### What is needed
Set out each line from the following listing that includes the word "JSON".

Data entries:

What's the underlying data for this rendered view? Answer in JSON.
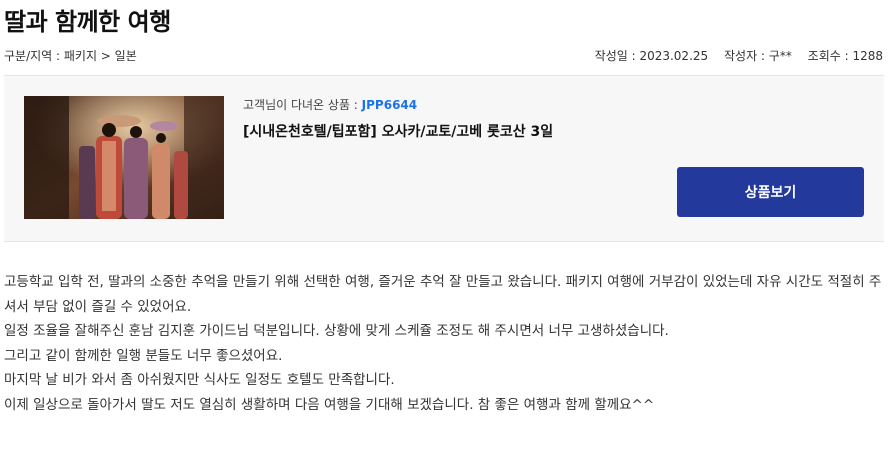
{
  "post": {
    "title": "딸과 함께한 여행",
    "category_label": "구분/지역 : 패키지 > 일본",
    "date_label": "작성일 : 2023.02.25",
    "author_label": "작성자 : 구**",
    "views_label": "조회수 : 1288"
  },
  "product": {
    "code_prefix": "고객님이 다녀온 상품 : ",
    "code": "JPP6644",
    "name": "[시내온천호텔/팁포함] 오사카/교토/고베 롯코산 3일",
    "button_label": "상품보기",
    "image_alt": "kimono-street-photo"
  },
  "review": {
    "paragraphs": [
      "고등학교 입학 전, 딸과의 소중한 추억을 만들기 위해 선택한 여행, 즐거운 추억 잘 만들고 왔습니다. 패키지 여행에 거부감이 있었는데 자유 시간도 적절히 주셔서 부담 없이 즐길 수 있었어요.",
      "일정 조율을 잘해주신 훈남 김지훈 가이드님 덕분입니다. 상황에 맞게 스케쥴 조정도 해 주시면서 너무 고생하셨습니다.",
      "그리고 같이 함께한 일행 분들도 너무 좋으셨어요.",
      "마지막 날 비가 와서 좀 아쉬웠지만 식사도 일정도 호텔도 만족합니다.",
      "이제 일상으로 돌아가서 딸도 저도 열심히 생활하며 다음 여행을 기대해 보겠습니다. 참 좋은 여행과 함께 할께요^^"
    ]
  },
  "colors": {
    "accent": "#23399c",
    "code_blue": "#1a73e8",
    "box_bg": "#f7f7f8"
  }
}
--
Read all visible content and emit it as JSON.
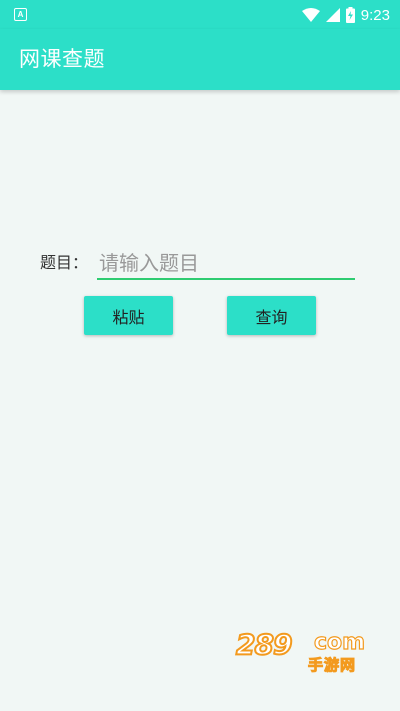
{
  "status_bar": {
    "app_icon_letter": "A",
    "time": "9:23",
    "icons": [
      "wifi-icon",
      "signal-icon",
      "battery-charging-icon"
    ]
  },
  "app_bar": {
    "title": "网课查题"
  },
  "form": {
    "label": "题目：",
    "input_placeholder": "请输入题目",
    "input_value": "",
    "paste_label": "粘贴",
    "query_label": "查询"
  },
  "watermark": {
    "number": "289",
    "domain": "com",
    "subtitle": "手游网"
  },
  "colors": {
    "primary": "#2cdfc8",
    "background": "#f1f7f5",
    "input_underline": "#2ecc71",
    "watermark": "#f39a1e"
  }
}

### Answer for this exercise
What's the underlying data for this rendered view? Answer in JSON.
Read all visible content and emit it as JSON.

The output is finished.